## THE EXERCISE
Each entry below is to be extracted exactly.

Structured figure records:
********

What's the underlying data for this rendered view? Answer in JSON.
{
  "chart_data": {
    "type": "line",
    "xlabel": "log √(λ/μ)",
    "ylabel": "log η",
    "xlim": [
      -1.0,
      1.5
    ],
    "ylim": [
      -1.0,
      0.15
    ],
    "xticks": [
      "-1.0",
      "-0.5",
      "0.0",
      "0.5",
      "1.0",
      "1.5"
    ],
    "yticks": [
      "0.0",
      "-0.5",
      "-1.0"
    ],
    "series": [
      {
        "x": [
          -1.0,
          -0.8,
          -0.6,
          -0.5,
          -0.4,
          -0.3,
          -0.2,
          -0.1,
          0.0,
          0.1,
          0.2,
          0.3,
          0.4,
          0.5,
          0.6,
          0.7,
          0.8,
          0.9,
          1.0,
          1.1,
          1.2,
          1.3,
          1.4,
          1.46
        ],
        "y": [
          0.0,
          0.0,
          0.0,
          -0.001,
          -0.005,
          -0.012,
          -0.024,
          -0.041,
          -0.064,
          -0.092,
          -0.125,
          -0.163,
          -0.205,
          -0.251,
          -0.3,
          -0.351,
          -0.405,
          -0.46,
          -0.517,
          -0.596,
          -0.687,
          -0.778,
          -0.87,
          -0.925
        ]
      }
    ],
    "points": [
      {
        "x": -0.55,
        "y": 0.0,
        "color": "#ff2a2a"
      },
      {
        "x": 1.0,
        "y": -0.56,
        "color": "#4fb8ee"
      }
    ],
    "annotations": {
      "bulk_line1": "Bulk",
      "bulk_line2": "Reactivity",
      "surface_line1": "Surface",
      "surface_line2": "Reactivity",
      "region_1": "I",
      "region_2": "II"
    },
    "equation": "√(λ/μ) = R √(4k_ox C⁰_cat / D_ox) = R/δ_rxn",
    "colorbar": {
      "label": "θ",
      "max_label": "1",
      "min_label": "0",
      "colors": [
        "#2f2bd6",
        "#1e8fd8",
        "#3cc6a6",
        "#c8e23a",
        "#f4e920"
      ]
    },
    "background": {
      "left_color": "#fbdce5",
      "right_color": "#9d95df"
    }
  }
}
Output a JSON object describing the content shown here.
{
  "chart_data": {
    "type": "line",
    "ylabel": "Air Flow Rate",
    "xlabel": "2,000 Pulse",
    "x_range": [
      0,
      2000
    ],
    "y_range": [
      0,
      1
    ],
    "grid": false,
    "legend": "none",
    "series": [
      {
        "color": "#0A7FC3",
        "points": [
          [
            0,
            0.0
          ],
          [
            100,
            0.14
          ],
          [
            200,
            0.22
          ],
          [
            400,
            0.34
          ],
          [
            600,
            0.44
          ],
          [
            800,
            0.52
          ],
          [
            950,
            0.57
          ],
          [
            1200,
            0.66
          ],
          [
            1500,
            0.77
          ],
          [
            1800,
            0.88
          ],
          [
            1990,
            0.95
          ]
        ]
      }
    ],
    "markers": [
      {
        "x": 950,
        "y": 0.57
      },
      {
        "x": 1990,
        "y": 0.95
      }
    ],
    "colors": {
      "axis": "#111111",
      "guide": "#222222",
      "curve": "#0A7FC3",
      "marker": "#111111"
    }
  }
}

********

## ANSWER TO THIS TASK
What's the underlying data for this rendered view? Answer in JSON.
{
  "chart_data": {
    "type": "line",
    "xlabel": "log √(λ/μ)",
    "ylabel": "log η",
    "xlim": [
      -1.0,
      1.5
    ],
    "ylim": [
      -1.0,
      0.15
    ],
    "xticks": [
      "-1.0",
      "-0.5",
      "0.0",
      "0.5",
      "1.0",
      "1.5"
    ],
    "yticks": [
      "0.0",
      "-0.5",
      "-1.0"
    ],
    "series": [
      {
        "x": [
          -1.0,
          -0.8,
          -0.6,
          -0.5,
          -0.4,
          -0.3,
          -0.2,
          -0.1,
          0.0,
          0.1,
          0.2,
          0.3,
          0.4,
          0.5,
          0.6,
          0.7,
          0.8,
          0.9,
          1.0,
          1.1,
          1.2,
          1.3,
          1.4,
          1.46
        ],
        "y": [
          0.0,
          0.0,
          0.0,
          -0.001,
          -0.005,
          -0.012,
          -0.024,
          -0.041,
          -0.064,
          -0.092,
          -0.125,
          -0.163,
          -0.205,
          -0.251,
          -0.3,
          -0.351,
          -0.405,
          -0.46,
          -0.517,
          -0.596,
          -0.687,
          -0.778,
          -0.87,
          -0.925
        ]
      }
    ],
    "points": [
      {
        "x": -0.55,
        "y": 0.0,
        "color": "#ff2a2a"
      },
      {
        "x": 1.0,
        "y": -0.56,
        "color": "#4fb8ee"
      }
    ],
    "annotations": {
      "bulk_line1": "Bulk",
      "bulk_line2": "Reactivity",
      "surface_line1": "Surface",
      "surface_line2": "Reactivity",
      "region_1": "I",
      "region_2": "II"
    },
    "equation": "√(λ/μ) = R √(4k_ox C⁰_cat / D_ox) = R/δ_rxn",
    "colorbar": {
      "label": "θ",
      "max_label": "1",
      "min_label": "0",
      "colors": [
        "#2f2bd6",
        "#1e8fd8",
        "#3cc6a6",
        "#c8e23a",
        "#f4e920"
      ]
    },
    "background": {
      "left_color": "#fbdce5",
      "right_color": "#9d95df"
    }
  }
}
Output a JSON object describing the content shown here.
{
  "chart_data": {
    "type": "line",
    "ylabel": "Air Flow Rate",
    "xlabel": "2,000 Pulse",
    "x_range": [
      0,
      2000
    ],
    "y_range": [
      0,
      1
    ],
    "grid": false,
    "legend": "none",
    "series": [
      {
        "color": "#0A7FC3",
        "points": [
          [
            0,
            0.0
          ],
          [
            100,
            0.14
          ],
          [
            200,
            0.22
          ],
          [
            400,
            0.34
          ],
          [
            600,
            0.44
          ],
          [
            800,
            0.52
          ],
          [
            950,
            0.57
          ],
          [
            1200,
            0.66
          ],
          [
            1500,
            0.77
          ],
          [
            1800,
            0.88
          ],
          [
            1990,
            0.95
          ]
        ]
      }
    ],
    "markers": [
      {
        "x": 950,
        "y": 0.57
      },
      {
        "x": 1990,
        "y": 0.95
      }
    ],
    "colors": {
      "axis": "#111111",
      "guide": "#222222",
      "curve": "#0A7FC3",
      "marker": "#111111"
    }
  }
}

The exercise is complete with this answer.